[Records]

◆ ◆ ◆ ◆ ◆

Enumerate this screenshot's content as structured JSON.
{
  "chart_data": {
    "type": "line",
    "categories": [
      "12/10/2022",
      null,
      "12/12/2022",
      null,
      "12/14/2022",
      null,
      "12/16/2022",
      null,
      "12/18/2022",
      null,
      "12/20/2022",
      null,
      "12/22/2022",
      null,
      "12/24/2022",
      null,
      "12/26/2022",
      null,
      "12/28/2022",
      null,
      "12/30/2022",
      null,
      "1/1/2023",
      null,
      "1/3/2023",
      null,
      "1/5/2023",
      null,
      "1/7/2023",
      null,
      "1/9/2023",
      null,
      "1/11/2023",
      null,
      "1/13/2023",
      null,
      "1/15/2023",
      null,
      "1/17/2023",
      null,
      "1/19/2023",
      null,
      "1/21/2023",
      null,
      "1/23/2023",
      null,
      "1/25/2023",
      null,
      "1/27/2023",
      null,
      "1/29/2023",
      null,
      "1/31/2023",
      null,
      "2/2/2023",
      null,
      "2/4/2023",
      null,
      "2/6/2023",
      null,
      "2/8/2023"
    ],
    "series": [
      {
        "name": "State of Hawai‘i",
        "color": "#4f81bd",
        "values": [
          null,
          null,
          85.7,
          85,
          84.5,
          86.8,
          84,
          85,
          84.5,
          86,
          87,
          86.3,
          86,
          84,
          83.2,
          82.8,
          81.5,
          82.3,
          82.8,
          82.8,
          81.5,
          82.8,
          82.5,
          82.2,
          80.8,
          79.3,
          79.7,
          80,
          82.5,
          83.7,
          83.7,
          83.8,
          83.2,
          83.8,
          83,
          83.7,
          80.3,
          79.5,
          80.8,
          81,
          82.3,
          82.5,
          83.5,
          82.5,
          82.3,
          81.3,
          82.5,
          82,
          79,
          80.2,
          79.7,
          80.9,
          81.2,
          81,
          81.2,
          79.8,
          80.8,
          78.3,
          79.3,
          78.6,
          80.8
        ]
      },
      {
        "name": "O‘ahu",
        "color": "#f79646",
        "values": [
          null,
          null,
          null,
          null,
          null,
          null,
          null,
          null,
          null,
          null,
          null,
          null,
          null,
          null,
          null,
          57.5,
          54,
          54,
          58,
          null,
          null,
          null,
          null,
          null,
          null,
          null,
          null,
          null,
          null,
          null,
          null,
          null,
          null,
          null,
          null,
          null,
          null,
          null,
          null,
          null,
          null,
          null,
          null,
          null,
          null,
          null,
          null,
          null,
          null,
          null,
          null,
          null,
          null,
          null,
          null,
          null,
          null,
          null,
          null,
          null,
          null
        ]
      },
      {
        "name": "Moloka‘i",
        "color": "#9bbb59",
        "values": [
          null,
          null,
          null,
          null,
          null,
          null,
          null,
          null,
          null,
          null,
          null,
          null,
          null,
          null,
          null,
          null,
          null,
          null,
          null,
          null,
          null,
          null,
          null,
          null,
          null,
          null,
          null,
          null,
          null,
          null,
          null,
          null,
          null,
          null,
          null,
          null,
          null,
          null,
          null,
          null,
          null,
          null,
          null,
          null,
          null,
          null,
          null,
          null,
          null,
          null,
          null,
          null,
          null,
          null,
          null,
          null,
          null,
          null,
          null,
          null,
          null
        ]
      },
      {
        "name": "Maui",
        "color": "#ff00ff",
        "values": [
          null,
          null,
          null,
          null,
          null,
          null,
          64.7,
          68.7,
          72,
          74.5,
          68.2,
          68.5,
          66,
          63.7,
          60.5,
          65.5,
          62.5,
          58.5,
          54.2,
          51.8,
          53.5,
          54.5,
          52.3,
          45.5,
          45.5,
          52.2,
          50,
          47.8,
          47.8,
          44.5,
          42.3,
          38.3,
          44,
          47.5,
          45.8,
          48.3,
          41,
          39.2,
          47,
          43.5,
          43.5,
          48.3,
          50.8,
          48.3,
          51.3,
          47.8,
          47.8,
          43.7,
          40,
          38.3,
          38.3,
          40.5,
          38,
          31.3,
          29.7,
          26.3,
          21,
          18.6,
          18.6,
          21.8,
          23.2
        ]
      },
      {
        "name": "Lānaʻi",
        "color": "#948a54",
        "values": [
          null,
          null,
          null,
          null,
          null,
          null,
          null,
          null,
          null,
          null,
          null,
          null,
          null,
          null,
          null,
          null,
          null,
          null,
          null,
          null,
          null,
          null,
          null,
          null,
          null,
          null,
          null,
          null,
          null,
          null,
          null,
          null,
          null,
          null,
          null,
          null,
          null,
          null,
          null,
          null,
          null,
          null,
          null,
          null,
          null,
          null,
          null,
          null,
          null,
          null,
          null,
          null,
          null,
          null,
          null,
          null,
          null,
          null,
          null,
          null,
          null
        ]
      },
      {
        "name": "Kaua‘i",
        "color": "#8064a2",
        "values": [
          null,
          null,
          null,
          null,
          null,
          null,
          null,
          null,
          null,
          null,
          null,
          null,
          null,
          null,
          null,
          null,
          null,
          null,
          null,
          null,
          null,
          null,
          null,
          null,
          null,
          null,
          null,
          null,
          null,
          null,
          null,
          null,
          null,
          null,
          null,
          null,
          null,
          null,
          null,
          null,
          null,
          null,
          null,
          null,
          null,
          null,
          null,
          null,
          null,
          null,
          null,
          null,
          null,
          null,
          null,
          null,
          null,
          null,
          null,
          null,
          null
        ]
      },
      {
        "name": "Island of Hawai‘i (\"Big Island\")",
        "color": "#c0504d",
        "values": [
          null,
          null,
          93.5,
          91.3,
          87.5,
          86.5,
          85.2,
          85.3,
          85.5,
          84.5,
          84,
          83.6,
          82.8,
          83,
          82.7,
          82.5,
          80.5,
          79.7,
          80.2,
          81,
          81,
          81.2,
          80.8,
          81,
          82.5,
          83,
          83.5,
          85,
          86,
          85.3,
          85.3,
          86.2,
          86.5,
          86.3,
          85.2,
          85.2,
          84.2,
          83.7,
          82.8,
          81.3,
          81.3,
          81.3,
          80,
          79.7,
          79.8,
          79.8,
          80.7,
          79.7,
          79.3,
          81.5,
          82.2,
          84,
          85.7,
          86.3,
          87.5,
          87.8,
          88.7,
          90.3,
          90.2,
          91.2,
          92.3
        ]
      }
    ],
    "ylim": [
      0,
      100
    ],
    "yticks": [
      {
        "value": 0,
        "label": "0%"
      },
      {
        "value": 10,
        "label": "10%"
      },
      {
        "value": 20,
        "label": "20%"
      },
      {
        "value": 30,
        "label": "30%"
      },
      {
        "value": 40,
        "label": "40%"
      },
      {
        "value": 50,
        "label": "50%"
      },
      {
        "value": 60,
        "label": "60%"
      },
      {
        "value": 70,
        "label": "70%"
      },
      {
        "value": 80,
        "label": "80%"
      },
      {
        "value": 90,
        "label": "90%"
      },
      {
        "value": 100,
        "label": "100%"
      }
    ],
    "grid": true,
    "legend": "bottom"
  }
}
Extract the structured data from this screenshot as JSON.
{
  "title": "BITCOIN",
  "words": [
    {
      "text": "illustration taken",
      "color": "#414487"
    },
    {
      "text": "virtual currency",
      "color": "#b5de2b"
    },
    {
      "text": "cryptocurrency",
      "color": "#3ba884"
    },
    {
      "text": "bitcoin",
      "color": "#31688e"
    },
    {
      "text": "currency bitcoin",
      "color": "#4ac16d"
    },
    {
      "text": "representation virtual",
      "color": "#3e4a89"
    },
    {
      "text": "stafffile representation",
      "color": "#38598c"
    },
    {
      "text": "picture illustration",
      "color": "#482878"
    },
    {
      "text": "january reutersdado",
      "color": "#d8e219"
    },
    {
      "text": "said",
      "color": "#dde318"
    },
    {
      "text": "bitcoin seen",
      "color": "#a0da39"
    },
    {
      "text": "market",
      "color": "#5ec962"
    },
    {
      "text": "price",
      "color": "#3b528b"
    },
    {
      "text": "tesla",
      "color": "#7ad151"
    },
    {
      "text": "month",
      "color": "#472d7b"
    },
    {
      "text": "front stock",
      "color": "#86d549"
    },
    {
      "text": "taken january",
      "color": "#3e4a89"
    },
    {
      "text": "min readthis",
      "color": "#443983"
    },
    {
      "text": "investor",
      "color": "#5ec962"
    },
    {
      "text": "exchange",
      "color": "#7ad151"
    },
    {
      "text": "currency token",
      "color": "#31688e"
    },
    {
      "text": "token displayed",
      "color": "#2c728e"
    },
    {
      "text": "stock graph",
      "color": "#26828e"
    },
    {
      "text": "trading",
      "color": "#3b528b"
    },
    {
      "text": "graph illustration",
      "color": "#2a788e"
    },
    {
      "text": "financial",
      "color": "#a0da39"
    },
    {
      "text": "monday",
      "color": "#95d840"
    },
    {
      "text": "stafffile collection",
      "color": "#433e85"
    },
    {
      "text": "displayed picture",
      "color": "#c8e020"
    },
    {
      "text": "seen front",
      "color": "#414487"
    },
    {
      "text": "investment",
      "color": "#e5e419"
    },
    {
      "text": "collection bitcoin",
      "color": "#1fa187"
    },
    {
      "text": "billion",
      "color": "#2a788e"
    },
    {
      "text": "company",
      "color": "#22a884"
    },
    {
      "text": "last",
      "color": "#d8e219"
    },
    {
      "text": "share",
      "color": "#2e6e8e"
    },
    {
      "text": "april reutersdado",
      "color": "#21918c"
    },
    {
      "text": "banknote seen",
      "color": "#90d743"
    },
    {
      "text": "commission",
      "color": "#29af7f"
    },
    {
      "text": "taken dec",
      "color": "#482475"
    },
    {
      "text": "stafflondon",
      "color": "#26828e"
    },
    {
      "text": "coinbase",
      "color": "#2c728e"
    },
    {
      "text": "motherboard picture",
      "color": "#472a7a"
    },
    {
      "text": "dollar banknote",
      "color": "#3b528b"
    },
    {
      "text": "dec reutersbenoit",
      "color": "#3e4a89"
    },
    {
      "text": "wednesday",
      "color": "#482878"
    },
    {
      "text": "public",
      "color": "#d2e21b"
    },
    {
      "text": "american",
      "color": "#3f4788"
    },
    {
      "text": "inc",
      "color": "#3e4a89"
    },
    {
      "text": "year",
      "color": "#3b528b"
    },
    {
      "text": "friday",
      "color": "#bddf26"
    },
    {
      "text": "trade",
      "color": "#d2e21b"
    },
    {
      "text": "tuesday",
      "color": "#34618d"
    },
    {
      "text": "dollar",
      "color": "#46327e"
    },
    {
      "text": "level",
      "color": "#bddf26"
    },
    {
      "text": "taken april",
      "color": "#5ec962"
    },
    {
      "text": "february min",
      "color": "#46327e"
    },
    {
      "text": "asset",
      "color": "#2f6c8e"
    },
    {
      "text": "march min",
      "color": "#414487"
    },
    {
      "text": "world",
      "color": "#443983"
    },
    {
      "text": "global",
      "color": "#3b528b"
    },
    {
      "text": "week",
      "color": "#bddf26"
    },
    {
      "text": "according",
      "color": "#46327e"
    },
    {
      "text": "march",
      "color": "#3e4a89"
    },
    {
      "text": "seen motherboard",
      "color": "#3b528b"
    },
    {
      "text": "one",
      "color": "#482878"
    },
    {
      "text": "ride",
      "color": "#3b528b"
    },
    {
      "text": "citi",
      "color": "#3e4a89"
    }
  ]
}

◆ ◆ ◆ ◆ ◆

## PROBLEM REQUIREMENTS
Say how many lines contain the string "seen", giving nothing but the count.

## CORRECT OUTPUT
4